**Exercise requirements:** Reproduce every entry exactly.
*****
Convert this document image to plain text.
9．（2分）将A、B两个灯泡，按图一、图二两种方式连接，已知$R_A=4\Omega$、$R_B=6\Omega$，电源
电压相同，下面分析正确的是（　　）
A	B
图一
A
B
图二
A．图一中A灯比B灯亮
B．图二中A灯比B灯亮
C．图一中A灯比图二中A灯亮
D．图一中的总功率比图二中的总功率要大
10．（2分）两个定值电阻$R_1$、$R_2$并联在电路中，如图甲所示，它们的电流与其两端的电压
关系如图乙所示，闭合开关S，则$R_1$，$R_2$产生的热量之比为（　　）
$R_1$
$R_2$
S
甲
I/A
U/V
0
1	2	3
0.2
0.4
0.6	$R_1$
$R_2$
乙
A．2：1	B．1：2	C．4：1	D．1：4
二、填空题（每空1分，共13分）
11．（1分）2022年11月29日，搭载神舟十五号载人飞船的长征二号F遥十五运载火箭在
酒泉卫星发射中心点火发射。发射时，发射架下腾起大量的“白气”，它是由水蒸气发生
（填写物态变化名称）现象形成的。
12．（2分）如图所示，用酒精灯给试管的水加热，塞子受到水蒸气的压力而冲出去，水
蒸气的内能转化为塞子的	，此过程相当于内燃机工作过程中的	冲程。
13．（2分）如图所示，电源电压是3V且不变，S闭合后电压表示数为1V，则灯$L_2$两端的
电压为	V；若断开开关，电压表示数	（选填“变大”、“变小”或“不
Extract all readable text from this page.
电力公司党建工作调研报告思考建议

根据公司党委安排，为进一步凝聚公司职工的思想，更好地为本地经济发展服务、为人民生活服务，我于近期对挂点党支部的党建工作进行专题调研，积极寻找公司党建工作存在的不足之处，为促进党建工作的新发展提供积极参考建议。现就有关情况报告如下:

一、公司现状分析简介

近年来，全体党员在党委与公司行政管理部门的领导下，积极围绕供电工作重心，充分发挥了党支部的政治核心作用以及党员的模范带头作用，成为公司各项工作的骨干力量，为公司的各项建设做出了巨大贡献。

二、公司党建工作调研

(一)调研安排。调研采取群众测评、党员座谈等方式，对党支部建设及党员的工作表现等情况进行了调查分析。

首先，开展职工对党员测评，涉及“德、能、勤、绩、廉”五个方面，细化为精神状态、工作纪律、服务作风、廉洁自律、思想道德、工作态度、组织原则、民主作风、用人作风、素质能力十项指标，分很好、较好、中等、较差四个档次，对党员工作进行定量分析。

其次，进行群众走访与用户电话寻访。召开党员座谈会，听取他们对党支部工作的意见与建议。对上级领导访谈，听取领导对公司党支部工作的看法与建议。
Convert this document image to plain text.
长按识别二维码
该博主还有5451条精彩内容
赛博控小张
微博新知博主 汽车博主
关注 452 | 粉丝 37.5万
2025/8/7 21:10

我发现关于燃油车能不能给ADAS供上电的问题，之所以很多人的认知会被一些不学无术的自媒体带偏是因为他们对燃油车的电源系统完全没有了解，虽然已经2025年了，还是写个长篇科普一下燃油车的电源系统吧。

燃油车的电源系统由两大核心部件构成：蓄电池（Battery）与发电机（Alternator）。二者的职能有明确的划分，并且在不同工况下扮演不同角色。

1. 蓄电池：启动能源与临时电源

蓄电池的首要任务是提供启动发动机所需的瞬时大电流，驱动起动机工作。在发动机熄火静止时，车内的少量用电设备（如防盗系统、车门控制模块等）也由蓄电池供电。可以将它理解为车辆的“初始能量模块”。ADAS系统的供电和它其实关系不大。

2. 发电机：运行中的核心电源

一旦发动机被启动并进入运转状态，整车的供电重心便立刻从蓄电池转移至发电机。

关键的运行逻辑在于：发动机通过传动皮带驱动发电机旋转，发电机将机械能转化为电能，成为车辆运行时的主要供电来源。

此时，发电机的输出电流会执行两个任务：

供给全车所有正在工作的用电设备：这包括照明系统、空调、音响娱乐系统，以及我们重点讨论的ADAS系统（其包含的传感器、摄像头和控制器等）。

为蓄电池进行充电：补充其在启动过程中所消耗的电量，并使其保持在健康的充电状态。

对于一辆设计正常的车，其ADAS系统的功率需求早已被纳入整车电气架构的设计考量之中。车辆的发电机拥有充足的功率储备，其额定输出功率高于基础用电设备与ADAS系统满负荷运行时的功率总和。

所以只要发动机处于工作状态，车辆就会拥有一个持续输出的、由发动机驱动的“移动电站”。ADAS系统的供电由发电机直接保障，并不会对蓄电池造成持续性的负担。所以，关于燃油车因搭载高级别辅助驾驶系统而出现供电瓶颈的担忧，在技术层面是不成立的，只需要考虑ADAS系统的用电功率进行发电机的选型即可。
*****
**Task output:**
Convert this document image to plain text.
9．（2分）将A、B两个灯泡，按图一、图二两种方式连接，已知$R_A=4\Omega$、$R_B=6\Omega$，电源
电压相同，下面分析正确的是（　　）
A	B
图一
A
B
图二
A．图一中A灯比B灯亮
B．图二中A灯比B灯亮
C．图一中A灯比图二中A灯亮
D．图一中的总功率比图二中的总功率要大
10．（2分）两个定值电阻$R_1$、$R_2$并联在电路中，如图甲所示，它们的电流与其两端的电压
关系如图乙所示，闭合开关S，则$R_1$，$R_2$产生的热量之比为（　　）
$R_1$
$R_2$
S
甲
I/A
U/V
0
1	2	3
0.2
0.4
0.6	$R_1$
$R_2$
乙
A．2：1	B．1：2	C．4：1	D．1：4
二、填空题（每空1分，共13分）
11．（1分）2022年11月29日，搭载神舟十五号载人飞船的长征二号F遥十五运载火箭在
酒泉卫星发射中心点火发射。发射时，发射架下腾起大量的“白气”，它是由水蒸气发生
（填写物态变化名称）现象形成的。
12．（2分）如图所示，用酒精灯给试管的水加热，塞子受到水蒸气的压力而冲出去，水
蒸气的内能转化为塞子的	，此过程相当于内燃机工作过程中的	冲程。
13．（2分）如图所示，电源电压是3V且不变，S闭合后电压表示数为1V，则灯$L_2$两端的
电压为	V；若断开开关，电压表示数	（选填“变大”、“变小”或“不
Extract all readable text from this page.
电力公司党建工作调研报告思考建议

根据公司党委安排，为进一步凝聚公司职工的思想，更好地为本地经济发展服务、为人民生活服务，我于近期对挂点党支部的党建工作进行专题调研，积极寻找公司党建工作存在的不足之处，为促进党建工作的新发展提供积极参考建议。现就有关情况报告如下:

一、公司现状分析简介

近年来，全体党员在党委与公司行政管理部门的领导下，积极围绕供电工作重心，充分发挥了党支部的政治核心作用以及党员的模范带头作用，成为公司各项工作的骨干力量，为公司的各项建设做出了巨大贡献。

二、公司党建工作调研

(一)调研安排。调研采取群众测评、党员座谈等方式，对党支部建设及党员的工作表现等情况进行了调查分析。

首先，开展职工对党员测评，涉及“德、能、勤、绩、廉”五个方面，细化为精神状态、工作纪律、服务作风、廉洁自律、思想道德、工作态度、组织原则、民主作风、用人作风、素质能力十项指标，分很好、较好、中等、较差四个档次，对党员工作进行定量分析。

其次，进行群众走访与用户电话寻访。召开党员座谈会，听取他们对党支部工作的意见与建议。对上级领导访谈，听取领导对公司党支部工作的看法与建议。
Convert this document image to plain text.
长按识别二维码
该博主还有5451条精彩内容
赛博控小张
微博新知博主 汽车博主
关注 452 | 粉丝 37.5万
2025/8/7 21:10

我发现关于燃油车能不能给ADAS供上电的问题，之所以很多人的认知会被一些不学无术的自媒体带偏是因为他们对燃油车的电源系统完全没有了解，虽然已经2025年了，还是写个长篇科普一下燃油车的电源系统吧。

燃油车的电源系统由两大核心部件构成：蓄电池（Battery）与发电机（Alternator）。二者的职能有明确的划分，并且在不同工况下扮演不同角色。

1. 蓄电池：启动能源与临时电源

蓄电池的首要任务是提供启动发动机所需的瞬时大电流，驱动起动机工作。在发动机熄火静止时，车内的少量用电设备（如防盗系统、车门控制模块等）也由蓄电池供电。可以将它理解为车辆的“初始能量模块”。ADAS系统的供电和它其实关系不大。

2. 发电机：运行中的核心电源

一旦发动机被启动并进入运转状态，整车的供电重心便立刻从蓄电池转移至发电机。

关键的运行逻辑在于：发动机通过传动皮带驱动发电机旋转，发电机将机械能转化为电能，成为车辆运行时的主要供电来源。

此时，发电机的输出电流会执行两个任务：

供给全车所有正在工作的用电设备：这包括照明系统、空调、音响娱乐系统，以及我们重点讨论的ADAS系统（其包含的传感器、摄像头和控制器等）。

为蓄电池进行充电：补充其在启动过程中所消耗的电量，并使其保持在健康的充电状态。

对于一辆设计正常的车，其ADAS系统的功率需求早已被纳入整车电气架构的设计考量之中。车辆的发电机拥有充足的功率储备，其额定输出功率高于基础用电设备与ADAS系统满负荷运行时的功率总和。

所以只要发动机处于工作状态，车辆就会拥有一个持续输出的、由发动机驱动的“移动电站”。ADAS系统的供电由发电机直接保障，并不会对蓄电池造成持续性的负担。所以，关于燃油车因搭载高级别辅助驾驶系统而出现供电瓶颈的担忧，在技术层面是不成立的，只需要考虑ADAS系统的用电功率进行发电机的选型即可。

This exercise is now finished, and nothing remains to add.